§ **Goal of the exercise**: Please duplicate the part of the blog post below that lies between "Tuesday, November 18, 2008" and "through Hillary’s minions.", inclusive, without changing a word.

§ **Excerpt to read**:
But what were they thinking with avocado? How did this even get suggested and tested? Did someone have a guacamole accident? Fell into a bowl of it at a party?
And when she rinsed it out said, “Wow, no frizzing!”
I hoping they’ll come out with a Guacamole Mousse.
I can take that to my next tailgate potluck, with a can of cheese wiz.
“Dude, this cheese and mousse action is tasty...and sleek.”
America, ya gotta love it.

Tuesday, November 18, 2008

#892 The Name of the Game

Time to reflect on what I think is a huge lesson to be learned from the election and everyone singing sweet home Barack Obama.
He defied everything that Madison Avenue holds dear. All the experts in branding tell us that if you’re going to name something you should make it catchy, but keep it safe. Don’t name a meat loaf product, oh, let’s say, The Ptomaine Meatloaf. Don’t label a car “The Pontiac Crasher.”
But somehow Barack Hussein Obama rose above all that. And that is a huge achievement. From his history, it’s obvious he’s overcome some horrendous obstacles. His mixed race, his strange parental status, his cardoor ears.
And yet he made it to law school, developed an extraordinary intelligence and persisted all the way through Hillary’s minions.
I admit he took words less seriously than I thought he should. For a guy who was trying to duck the elitist label, using the word divisiveness in his final infomercial was a little problematic.
Especially when he pronounced it di-vih-siveness and not di-vy-siveness. I’m sure some people were as mystified by that word as I was when he said he wouldn’t allow CEOs to “game” the system.
He must have been reaching out to his younger supporters. The same ones who didn’t let his weird names get in the way of their adulation.

Dataset excerpt:
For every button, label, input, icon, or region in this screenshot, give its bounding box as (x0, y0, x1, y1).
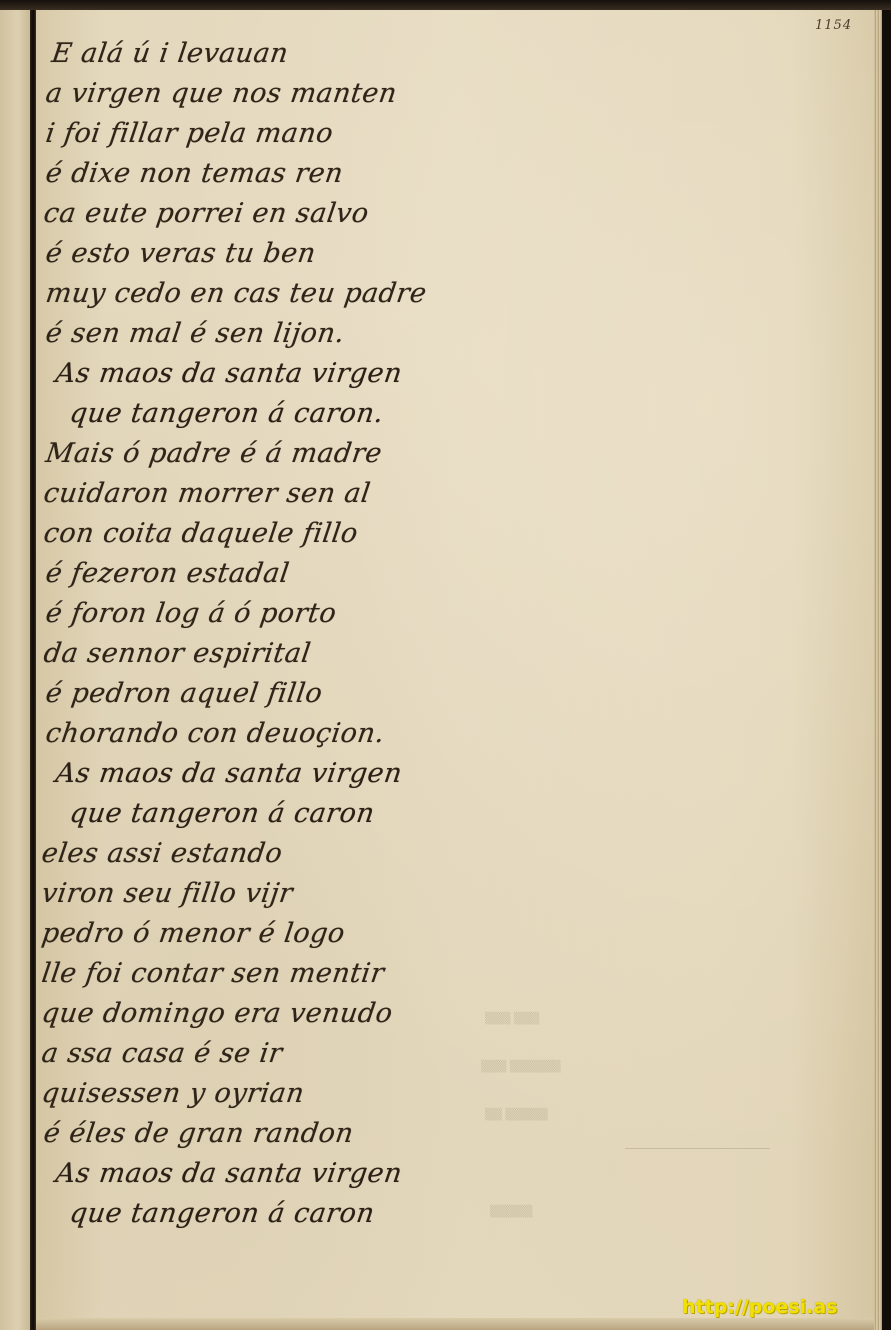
manuscript-line: muy cedo en cas teu padre (44, 278, 429, 309)
refrain-line: que tangeron á caron (68, 1198, 377, 1229)
manuscript-line: E alá ú i levauan (50, 38, 291, 69)
manuscript-line: é éles de gran randon (42, 1118, 356, 1149)
manuscript-line: i foi fillar pela mano (44, 118, 335, 149)
manuscript-line: lle foi contar sen mentir (40, 958, 387, 989)
refrain-line: As maos da santa virgen (54, 758, 404, 789)
manuscript-line: é foron log á ó porto (44, 598, 339, 629)
refrain-line: As maos da santa virgen (54, 1158, 404, 1189)
manuscript-line: é fezeron estadal (44, 558, 292, 589)
manuscript-line: viron seu fillo vijr (40, 878, 295, 909)
scan-background (882, 0, 891, 1330)
manuscript-line: pedro ó menor é logo (40, 918, 347, 949)
bleed-through-text: ▒▒▒ ▒▒▒▒▒▒ (481, 1060, 561, 1073)
manuscript-line: é dixe non temas ren (44, 158, 345, 189)
manuscript-line: a ssa casa é se ir (40, 1038, 285, 1069)
manuscript-line: quisessen y oyrian (40, 1078, 307, 1109)
manuscript-line: é sen mal é sen lijon. (44, 318, 347, 349)
watermark-link[interactable]: http://poesi.as (682, 1296, 837, 1318)
manuscript-line: chorando con deuoçion. (44, 718, 387, 749)
bleed-through-rule (625, 1148, 770, 1149)
page-stack-edge (874, 6, 882, 1330)
refrain-line: que tangeron á caron. (68, 398, 386, 429)
book-gutter (30, 8, 36, 1330)
manuscript-line: é esto veras tu ben (44, 238, 318, 269)
page-bottom-edge (36, 1318, 882, 1330)
manuscript-line: da sennor espirital (42, 638, 313, 669)
manuscript-line: Mais ó padre é á madre (44, 438, 384, 469)
refrain-line: As maos da santa virgen (54, 358, 404, 389)
bleed-through-text: ▒▒ ▒▒▒▒▒ (485, 1108, 548, 1121)
refrain-line: que tangeron á caron (68, 798, 377, 829)
facing-page-edge (0, 6, 30, 1330)
bleed-through-text: ▒▒▒▒▒ (490, 1205, 532, 1218)
manuscript-line: é pedron aquel fillo (44, 678, 325, 709)
manuscript-line: ca eute porrei en salvo (42, 198, 371, 229)
manuscript-line: a virgen que nos manten (44, 78, 399, 109)
bleed-through-text: ▒▒▒ ▒▒▒ (485, 1012, 539, 1025)
manuscript-line: eles assi estando (40, 838, 285, 869)
manuscript-line: que domingo era venudo (40, 998, 395, 1029)
manuscript-line: con coita daquele fillo (42, 518, 360, 549)
folio-number: 1154 (815, 18, 852, 33)
book-top-shadow (0, 0, 891, 10)
manuscript-line: cuidaron morrer sen al (42, 478, 373, 509)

§ **Exercise response**:
Tuesday, November 18, 2008

#892 The Name of the Game

Time to reflect on what I think is a huge lesson to be learned from the election and everyone singing sweet home Barack Obama.
He defied everything that Madison Avenue holds dear. All the experts in branding tell us that if you’re going to name something you should make it catchy, but keep it safe. Don’t name a meat loaf product, oh, let’s say, The Ptomaine Meatloaf. Don’t label a car “The Pontiac Crasher.”
But somehow Barack Hussein Obama rose above all that. And that is a huge achievement. From his history, it’s obvious he’s overcome some horrendous obstacles. His mixed race, his strange parental status, his cardoor ears.
And yet he made it to law school, developed an extraordinary intelligence and persisted all the way through Hillary’s minions.